### Direction
Records follow. Copy every line with "title".

[Data excerpts]
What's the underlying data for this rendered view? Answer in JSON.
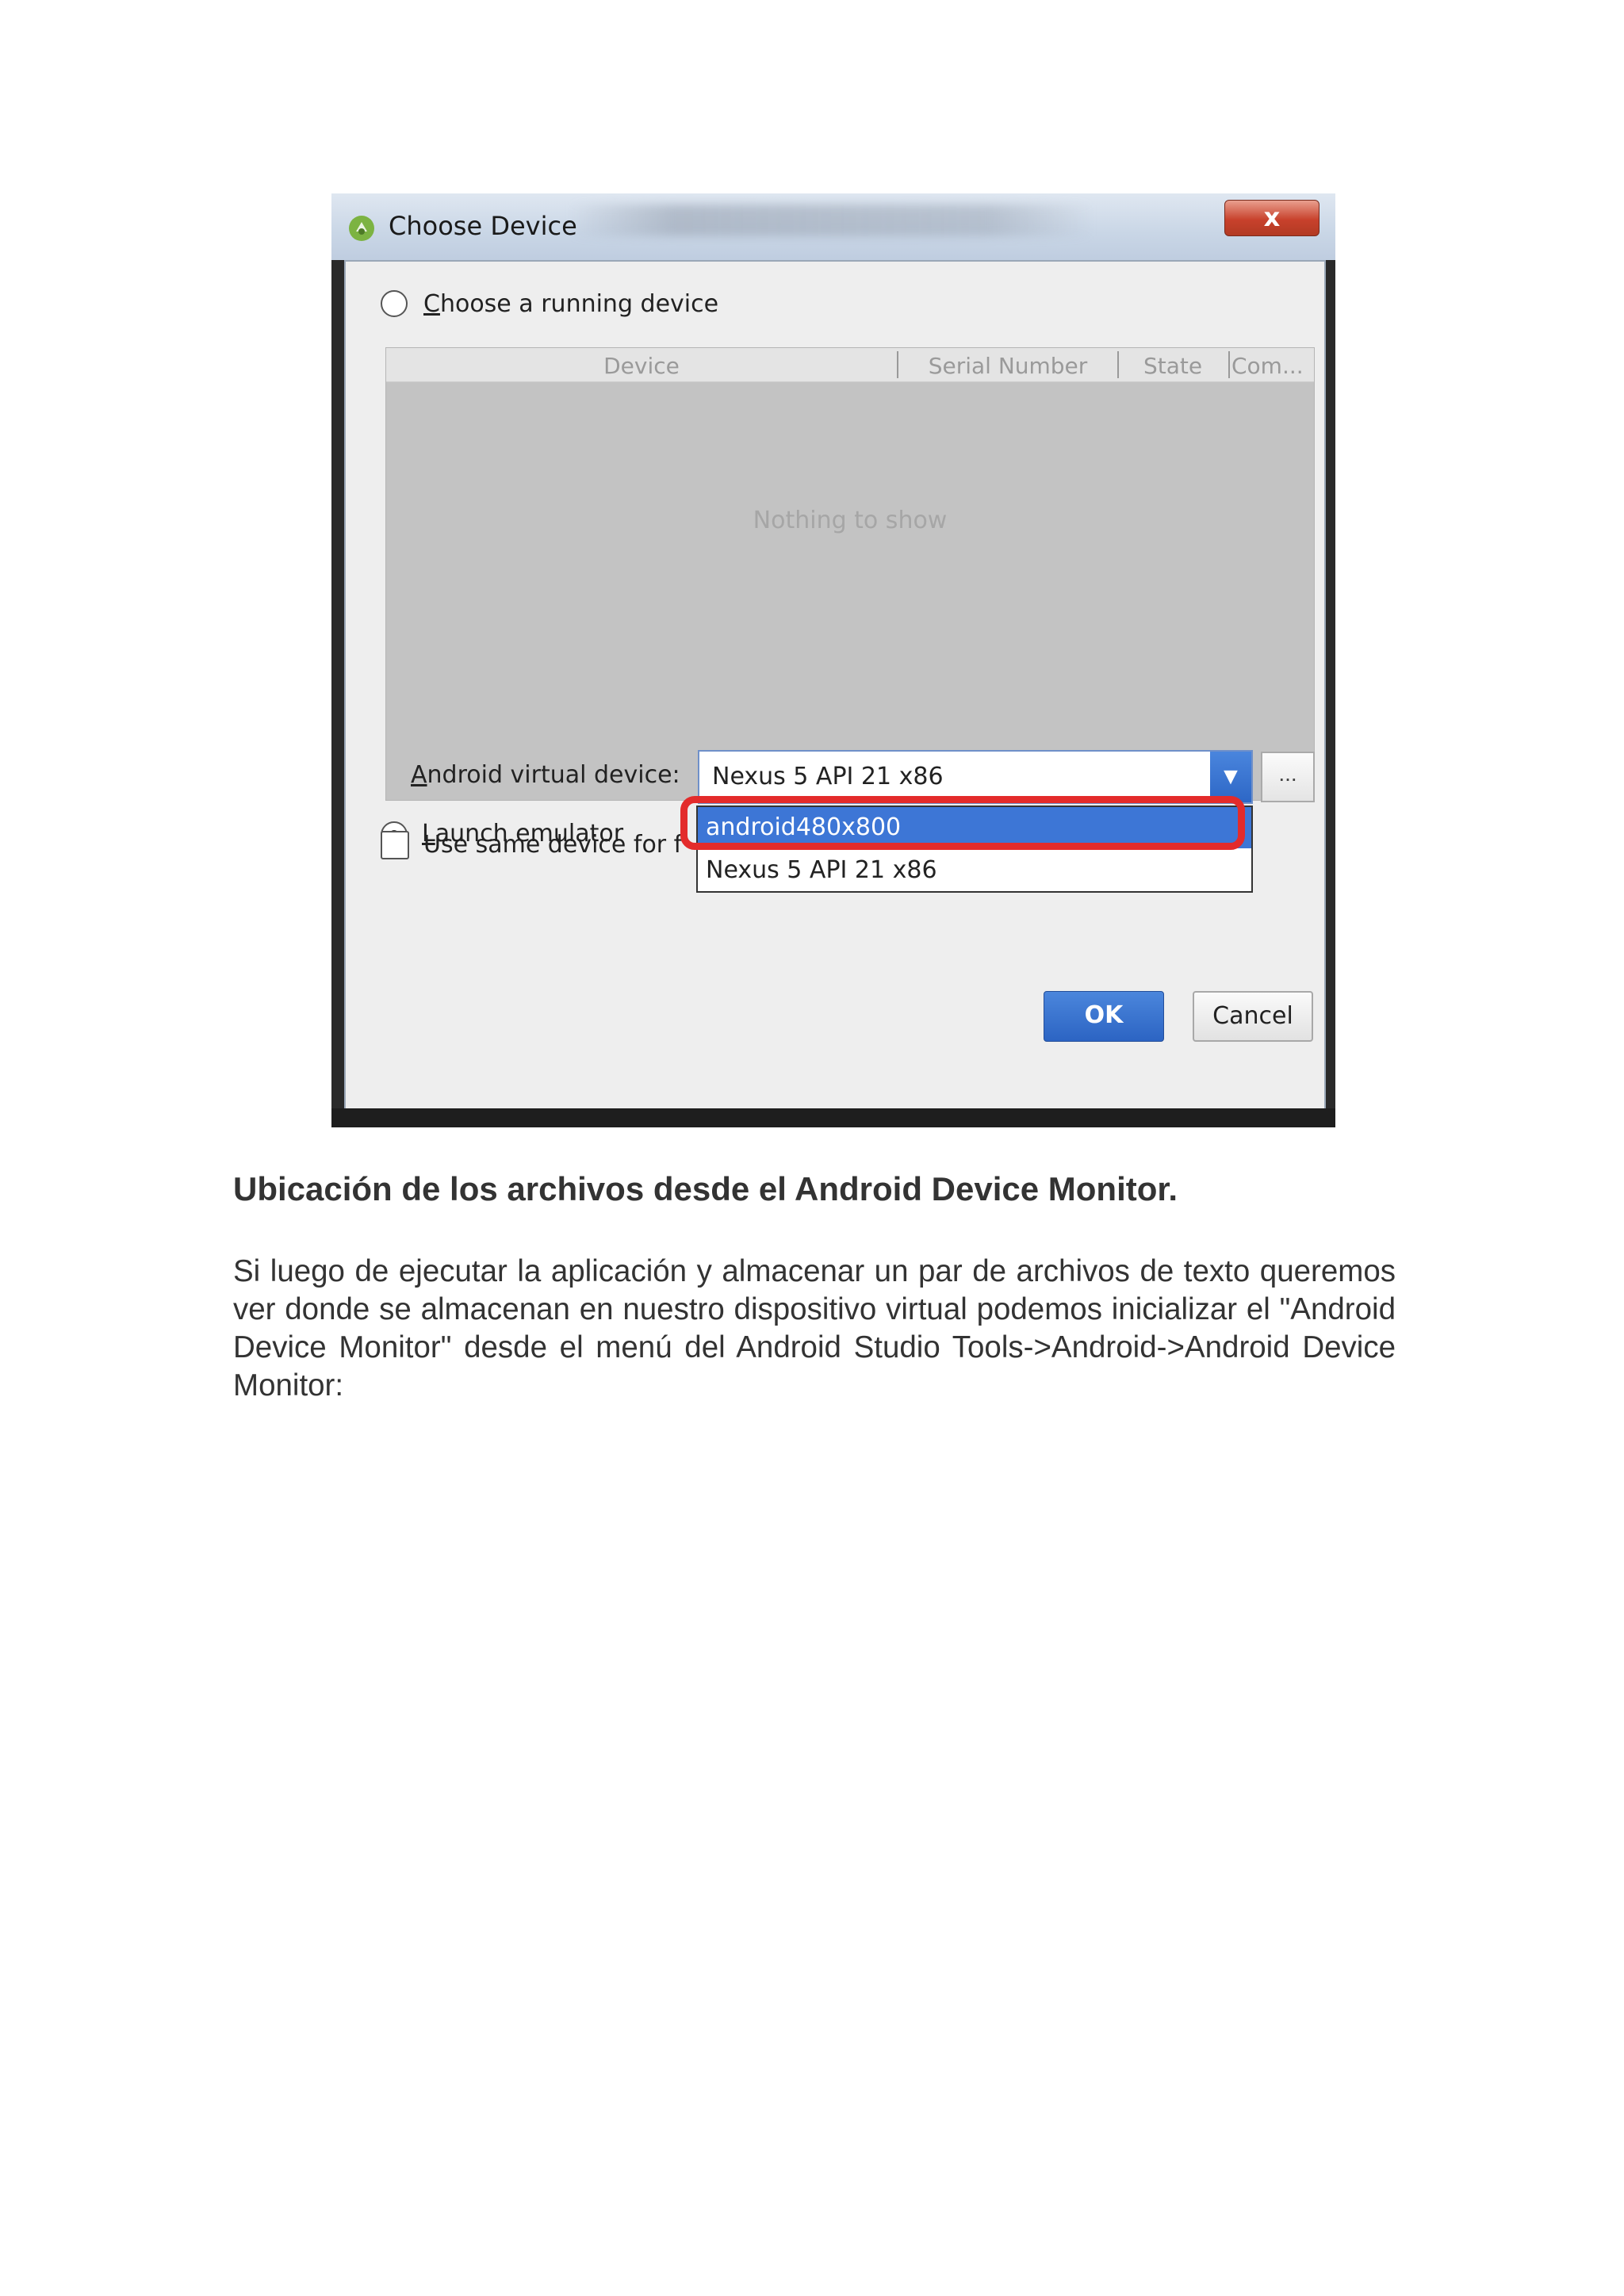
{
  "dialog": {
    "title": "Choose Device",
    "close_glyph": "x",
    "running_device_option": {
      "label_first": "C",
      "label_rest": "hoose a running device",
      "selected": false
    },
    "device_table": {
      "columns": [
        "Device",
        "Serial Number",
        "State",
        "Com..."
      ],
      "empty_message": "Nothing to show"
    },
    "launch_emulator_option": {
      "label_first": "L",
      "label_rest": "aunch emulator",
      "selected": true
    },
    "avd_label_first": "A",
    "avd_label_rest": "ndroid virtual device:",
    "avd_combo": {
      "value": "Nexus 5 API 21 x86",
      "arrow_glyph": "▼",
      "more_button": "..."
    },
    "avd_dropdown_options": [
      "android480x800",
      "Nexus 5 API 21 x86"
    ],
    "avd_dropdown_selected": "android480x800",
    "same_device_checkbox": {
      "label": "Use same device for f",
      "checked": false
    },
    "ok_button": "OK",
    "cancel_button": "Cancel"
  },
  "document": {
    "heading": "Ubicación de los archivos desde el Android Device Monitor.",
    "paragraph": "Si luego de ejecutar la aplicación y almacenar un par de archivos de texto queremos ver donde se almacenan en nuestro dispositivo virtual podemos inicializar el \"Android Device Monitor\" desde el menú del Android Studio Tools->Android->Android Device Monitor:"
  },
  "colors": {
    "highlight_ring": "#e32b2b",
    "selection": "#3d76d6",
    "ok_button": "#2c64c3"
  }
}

...

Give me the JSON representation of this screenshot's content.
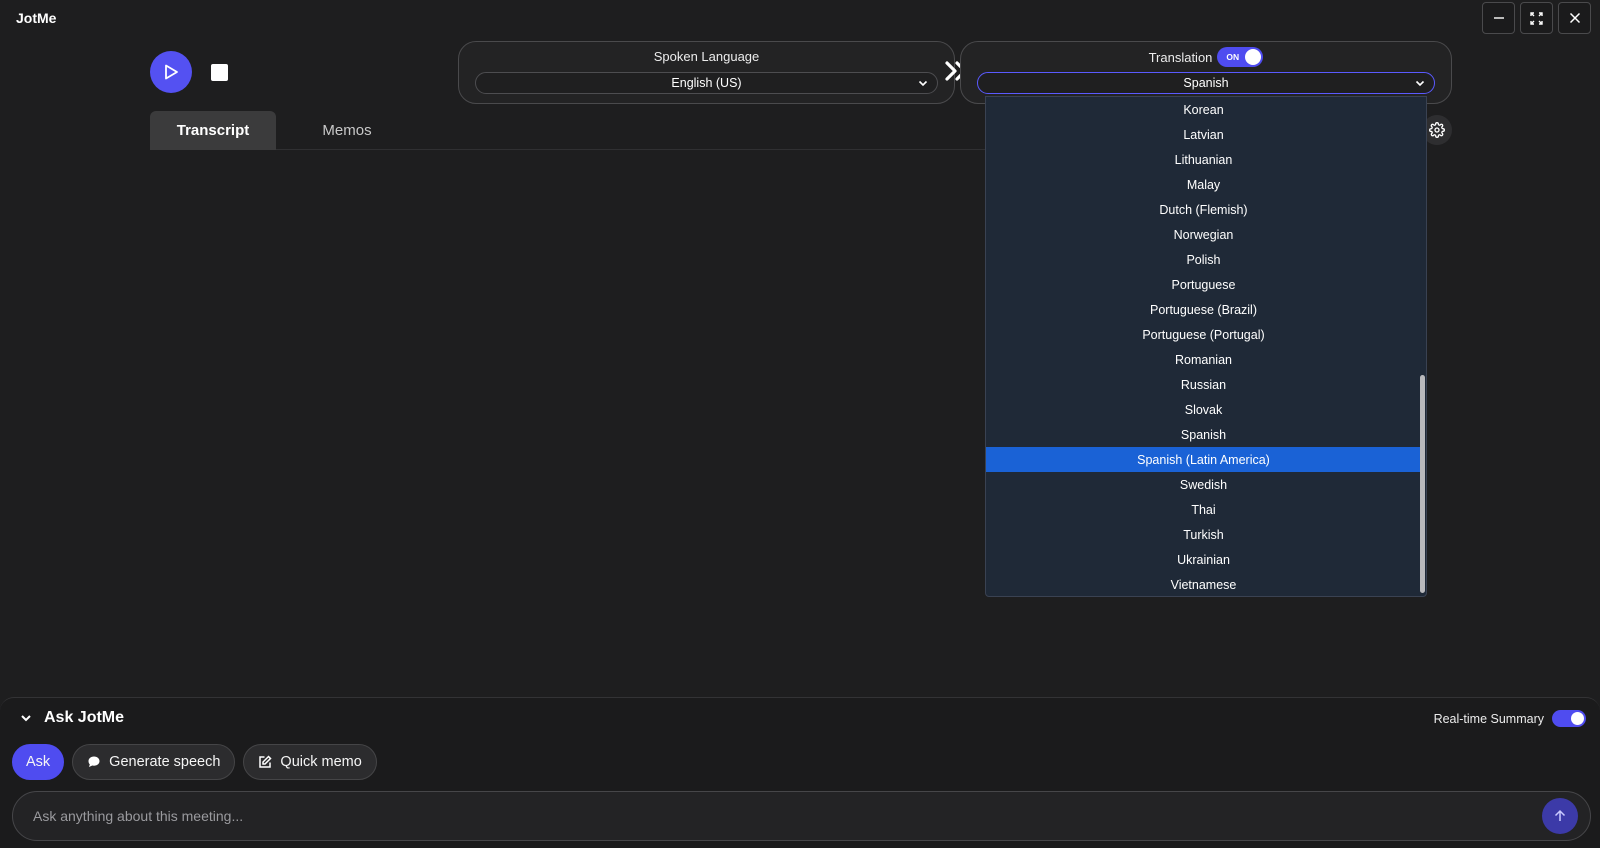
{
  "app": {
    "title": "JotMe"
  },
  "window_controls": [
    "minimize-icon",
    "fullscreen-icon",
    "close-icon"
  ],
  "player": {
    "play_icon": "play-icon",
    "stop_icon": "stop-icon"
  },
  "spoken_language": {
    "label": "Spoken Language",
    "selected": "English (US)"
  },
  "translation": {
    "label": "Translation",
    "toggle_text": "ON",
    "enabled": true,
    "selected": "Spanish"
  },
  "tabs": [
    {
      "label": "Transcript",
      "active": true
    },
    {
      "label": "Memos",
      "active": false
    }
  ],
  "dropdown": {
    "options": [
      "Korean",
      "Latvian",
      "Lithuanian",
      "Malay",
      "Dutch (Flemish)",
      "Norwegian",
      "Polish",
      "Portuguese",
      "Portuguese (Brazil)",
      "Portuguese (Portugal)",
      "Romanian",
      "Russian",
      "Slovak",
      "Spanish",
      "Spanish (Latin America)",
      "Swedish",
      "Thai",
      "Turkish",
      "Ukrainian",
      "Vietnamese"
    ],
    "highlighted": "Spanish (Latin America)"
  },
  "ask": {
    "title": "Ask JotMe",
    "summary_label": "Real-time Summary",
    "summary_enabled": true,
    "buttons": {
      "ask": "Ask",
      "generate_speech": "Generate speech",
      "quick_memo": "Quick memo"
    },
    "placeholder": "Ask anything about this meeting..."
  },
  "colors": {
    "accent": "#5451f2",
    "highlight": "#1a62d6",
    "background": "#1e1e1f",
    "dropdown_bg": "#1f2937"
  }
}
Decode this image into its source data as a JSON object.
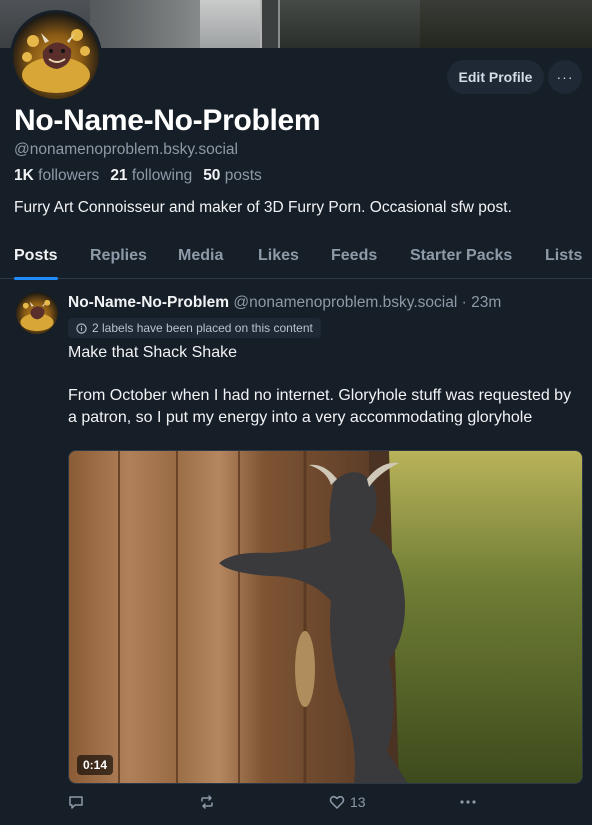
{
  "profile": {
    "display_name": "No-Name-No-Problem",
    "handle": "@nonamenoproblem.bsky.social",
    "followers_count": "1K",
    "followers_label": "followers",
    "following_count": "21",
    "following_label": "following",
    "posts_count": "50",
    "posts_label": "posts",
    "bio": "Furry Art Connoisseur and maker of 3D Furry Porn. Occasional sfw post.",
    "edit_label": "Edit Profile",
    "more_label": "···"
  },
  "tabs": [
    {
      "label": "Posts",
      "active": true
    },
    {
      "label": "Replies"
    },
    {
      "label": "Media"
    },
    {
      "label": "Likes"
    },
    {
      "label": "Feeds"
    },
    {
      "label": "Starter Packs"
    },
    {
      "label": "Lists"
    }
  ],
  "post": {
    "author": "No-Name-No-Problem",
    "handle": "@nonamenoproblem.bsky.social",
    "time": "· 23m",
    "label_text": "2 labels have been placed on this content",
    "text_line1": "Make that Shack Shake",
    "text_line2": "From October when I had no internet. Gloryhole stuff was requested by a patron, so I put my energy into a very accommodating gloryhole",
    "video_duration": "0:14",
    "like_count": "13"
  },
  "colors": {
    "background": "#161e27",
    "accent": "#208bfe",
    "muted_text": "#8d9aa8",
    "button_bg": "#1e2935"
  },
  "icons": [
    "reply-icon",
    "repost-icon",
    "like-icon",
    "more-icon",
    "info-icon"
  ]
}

### Solved problem
    "title": "Choose Device",
    "title": "JotMe"
    "title": "Ask JotMe",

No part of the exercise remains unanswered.